The task ▸
List each line holding the string "requester".

__________________________________________________

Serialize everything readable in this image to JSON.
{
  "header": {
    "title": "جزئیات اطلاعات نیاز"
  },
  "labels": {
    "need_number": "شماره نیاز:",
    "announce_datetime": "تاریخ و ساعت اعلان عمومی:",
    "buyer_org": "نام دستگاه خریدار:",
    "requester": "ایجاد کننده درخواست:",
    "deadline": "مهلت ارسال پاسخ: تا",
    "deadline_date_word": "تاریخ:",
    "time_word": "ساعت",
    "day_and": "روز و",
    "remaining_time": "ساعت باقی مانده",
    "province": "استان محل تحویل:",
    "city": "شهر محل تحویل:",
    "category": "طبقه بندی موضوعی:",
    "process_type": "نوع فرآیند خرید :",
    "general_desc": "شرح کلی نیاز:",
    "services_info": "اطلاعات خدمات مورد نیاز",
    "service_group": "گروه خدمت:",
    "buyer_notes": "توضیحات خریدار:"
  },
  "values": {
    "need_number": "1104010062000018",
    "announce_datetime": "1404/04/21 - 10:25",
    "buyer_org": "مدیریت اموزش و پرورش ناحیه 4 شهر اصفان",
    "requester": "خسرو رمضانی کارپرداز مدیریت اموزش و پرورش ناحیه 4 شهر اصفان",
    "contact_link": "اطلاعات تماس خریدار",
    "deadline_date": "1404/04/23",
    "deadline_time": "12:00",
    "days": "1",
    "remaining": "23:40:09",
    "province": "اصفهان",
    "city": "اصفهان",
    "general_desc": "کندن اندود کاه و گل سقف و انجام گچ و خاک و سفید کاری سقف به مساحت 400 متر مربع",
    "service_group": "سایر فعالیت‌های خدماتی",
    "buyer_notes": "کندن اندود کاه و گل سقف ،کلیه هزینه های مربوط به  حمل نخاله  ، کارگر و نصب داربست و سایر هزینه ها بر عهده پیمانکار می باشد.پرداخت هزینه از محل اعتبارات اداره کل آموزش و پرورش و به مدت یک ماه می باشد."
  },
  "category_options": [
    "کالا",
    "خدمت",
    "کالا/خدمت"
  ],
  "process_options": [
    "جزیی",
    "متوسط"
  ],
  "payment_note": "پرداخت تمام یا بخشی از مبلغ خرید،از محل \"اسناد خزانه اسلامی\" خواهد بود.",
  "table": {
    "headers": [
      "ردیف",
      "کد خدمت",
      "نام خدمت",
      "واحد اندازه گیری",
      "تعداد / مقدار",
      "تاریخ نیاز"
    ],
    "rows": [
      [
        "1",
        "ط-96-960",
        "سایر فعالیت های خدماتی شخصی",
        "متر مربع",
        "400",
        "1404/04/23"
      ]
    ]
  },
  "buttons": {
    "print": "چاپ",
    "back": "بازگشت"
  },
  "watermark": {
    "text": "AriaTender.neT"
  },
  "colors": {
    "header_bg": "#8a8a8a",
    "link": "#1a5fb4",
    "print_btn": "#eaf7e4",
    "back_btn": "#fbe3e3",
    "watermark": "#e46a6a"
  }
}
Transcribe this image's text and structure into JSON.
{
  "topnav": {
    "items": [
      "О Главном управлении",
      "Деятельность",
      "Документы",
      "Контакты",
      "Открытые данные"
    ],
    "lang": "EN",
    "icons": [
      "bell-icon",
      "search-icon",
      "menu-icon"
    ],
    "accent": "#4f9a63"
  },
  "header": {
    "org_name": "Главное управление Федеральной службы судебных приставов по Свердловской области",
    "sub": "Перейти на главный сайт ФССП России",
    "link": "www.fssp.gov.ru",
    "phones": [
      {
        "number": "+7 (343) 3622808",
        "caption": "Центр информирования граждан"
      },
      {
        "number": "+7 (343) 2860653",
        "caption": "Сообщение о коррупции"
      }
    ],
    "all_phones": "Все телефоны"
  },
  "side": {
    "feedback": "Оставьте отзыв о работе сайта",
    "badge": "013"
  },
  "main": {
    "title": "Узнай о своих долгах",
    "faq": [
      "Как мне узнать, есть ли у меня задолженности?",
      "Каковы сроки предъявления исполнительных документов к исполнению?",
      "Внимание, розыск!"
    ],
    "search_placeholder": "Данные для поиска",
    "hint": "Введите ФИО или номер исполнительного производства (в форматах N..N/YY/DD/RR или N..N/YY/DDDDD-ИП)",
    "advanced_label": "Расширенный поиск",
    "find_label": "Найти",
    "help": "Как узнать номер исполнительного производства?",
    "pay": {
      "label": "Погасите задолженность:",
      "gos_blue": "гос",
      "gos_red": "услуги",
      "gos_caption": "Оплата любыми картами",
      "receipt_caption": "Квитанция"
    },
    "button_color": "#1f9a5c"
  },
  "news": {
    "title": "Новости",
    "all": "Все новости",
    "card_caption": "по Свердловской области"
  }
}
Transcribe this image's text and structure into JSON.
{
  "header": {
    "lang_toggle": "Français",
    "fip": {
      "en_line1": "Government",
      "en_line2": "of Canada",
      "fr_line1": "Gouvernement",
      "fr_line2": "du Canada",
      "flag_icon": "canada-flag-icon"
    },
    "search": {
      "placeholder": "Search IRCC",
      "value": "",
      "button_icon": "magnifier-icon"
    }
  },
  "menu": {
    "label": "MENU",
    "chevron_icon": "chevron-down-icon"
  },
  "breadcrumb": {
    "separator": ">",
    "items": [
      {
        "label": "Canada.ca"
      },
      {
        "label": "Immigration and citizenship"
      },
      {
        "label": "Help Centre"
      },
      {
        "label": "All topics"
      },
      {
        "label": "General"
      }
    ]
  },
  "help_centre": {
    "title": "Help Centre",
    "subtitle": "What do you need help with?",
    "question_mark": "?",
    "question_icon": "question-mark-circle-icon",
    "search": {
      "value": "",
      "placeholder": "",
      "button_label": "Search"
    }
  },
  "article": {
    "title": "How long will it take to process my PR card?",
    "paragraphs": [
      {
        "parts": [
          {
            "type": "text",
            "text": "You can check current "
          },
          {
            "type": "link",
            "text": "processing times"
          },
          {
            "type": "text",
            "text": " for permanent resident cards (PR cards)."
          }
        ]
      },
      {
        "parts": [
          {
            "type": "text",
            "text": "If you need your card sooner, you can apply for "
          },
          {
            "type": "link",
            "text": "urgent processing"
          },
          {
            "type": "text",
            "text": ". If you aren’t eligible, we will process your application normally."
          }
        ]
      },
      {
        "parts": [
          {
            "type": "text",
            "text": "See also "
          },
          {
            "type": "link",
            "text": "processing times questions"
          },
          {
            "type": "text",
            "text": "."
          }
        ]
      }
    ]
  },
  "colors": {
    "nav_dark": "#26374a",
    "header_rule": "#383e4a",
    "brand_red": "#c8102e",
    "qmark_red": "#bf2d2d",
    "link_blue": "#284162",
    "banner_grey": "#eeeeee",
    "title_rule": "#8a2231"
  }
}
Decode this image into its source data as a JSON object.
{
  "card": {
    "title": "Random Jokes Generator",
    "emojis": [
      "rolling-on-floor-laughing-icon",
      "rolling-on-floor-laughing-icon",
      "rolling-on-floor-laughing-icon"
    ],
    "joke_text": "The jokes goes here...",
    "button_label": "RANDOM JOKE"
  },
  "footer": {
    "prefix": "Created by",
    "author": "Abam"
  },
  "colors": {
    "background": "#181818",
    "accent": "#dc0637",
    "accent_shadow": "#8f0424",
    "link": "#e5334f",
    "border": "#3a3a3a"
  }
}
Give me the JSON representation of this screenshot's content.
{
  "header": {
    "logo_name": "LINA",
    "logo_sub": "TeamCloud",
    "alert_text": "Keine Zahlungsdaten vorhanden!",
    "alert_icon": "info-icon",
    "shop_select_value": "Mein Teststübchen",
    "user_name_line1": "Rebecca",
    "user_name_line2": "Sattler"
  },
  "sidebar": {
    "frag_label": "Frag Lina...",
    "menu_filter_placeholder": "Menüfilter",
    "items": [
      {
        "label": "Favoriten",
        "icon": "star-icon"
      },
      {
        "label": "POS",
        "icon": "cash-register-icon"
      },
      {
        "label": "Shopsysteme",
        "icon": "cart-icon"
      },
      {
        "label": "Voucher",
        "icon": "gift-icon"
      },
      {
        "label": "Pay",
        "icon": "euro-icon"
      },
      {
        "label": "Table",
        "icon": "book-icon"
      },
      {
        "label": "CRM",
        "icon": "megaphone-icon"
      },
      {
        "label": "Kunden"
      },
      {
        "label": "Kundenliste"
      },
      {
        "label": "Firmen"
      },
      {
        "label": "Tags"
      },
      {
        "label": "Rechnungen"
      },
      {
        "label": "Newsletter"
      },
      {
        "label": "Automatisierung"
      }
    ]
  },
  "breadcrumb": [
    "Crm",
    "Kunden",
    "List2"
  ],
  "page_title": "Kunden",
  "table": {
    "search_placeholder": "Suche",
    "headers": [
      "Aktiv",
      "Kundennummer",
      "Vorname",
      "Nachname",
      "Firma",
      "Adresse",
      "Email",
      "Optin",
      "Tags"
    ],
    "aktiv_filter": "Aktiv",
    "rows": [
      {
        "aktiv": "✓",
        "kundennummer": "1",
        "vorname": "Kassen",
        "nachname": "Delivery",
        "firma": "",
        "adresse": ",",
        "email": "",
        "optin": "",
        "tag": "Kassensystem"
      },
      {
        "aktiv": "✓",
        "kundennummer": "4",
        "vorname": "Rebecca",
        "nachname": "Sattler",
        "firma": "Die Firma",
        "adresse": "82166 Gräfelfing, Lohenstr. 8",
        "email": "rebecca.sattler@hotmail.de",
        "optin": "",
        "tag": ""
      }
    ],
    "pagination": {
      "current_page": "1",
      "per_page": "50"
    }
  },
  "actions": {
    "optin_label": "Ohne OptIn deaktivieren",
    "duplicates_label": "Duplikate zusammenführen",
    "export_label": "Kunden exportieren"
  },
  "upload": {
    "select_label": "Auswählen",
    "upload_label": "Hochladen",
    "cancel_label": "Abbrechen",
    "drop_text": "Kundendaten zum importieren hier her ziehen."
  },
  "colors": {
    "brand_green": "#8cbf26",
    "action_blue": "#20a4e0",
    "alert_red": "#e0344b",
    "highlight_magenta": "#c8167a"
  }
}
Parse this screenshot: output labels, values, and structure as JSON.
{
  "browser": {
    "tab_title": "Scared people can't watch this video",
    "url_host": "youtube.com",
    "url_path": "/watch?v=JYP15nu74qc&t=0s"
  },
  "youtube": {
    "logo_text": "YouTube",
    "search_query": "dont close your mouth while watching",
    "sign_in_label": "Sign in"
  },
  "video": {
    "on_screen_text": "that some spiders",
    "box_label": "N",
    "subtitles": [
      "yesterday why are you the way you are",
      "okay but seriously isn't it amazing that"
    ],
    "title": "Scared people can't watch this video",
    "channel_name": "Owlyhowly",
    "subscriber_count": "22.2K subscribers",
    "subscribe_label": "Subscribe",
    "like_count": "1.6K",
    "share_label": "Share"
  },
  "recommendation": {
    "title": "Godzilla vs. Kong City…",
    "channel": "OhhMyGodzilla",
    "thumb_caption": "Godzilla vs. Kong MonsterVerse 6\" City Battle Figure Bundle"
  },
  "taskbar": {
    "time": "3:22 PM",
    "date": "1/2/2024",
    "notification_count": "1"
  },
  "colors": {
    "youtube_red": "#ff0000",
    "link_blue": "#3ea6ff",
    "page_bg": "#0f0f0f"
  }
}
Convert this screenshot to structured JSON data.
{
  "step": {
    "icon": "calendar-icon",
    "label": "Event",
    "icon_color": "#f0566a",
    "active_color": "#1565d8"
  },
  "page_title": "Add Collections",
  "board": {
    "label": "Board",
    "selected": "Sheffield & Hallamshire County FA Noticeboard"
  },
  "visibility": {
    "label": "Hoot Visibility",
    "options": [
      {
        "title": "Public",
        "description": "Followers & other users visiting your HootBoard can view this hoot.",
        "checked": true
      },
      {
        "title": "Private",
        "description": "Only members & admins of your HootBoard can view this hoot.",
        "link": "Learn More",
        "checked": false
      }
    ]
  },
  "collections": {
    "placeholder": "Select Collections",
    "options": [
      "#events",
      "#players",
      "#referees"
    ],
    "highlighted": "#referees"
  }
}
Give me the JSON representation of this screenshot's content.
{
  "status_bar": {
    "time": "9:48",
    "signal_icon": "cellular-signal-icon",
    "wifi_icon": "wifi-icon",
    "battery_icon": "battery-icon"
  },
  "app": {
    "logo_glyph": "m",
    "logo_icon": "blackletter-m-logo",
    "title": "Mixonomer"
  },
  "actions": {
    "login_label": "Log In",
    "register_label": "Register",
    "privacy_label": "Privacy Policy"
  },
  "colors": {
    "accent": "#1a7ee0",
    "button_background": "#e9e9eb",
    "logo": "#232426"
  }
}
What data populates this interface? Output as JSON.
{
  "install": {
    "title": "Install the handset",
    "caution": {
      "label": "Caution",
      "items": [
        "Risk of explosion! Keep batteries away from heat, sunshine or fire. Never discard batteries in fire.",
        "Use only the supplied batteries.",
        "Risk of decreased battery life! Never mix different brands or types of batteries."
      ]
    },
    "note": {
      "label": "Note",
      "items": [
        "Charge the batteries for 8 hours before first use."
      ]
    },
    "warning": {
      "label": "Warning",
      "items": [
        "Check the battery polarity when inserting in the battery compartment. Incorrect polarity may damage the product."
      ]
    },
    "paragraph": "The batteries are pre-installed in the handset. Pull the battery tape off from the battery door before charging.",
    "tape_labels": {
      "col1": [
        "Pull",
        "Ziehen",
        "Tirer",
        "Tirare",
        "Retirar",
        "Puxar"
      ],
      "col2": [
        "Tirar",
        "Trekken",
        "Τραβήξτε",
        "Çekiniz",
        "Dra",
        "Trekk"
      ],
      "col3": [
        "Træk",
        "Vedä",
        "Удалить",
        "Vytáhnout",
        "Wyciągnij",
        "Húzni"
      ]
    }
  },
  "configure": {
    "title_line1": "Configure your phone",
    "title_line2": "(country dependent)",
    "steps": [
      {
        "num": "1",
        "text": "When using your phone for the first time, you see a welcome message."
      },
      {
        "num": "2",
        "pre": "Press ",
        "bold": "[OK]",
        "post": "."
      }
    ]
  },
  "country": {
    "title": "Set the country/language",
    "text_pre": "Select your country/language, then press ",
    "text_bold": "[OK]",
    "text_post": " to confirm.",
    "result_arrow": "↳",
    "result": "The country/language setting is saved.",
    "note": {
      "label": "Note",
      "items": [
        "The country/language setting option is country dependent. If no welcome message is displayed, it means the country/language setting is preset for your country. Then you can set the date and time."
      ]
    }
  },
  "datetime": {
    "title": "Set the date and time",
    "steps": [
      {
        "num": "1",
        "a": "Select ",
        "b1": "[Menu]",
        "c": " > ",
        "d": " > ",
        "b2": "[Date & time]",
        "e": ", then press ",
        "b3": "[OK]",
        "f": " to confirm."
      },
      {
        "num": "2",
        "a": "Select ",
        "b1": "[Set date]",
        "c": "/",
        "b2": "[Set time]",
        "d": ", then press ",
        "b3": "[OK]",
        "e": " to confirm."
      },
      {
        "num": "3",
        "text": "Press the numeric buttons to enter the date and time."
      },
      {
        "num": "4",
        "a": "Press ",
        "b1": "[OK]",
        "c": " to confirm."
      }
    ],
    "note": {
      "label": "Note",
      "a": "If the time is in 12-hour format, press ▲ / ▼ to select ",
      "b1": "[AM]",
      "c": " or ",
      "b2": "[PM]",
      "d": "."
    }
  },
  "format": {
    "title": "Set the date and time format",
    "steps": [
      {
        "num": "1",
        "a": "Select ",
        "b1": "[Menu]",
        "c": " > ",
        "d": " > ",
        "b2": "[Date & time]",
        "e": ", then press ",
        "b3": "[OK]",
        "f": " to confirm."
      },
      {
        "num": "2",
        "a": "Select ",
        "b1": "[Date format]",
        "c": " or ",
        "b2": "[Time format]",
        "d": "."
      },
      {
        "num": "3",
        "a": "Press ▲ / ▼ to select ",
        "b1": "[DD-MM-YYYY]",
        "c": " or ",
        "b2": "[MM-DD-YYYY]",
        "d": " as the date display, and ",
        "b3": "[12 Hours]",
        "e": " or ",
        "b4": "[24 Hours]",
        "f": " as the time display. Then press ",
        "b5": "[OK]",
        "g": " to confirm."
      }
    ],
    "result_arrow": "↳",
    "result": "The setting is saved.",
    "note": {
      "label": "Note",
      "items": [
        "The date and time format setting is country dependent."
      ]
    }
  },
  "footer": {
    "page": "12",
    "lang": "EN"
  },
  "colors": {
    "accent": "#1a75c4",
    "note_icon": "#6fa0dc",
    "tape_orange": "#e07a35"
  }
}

__________________________________________________

Exercise output ▸
    "requester": "ایجاد کننده درخواست:",
    "requester": "خسرو رمضانی کارپرداز مدیریت اموزش و پرورش ناحیه 4 شهر اصفان",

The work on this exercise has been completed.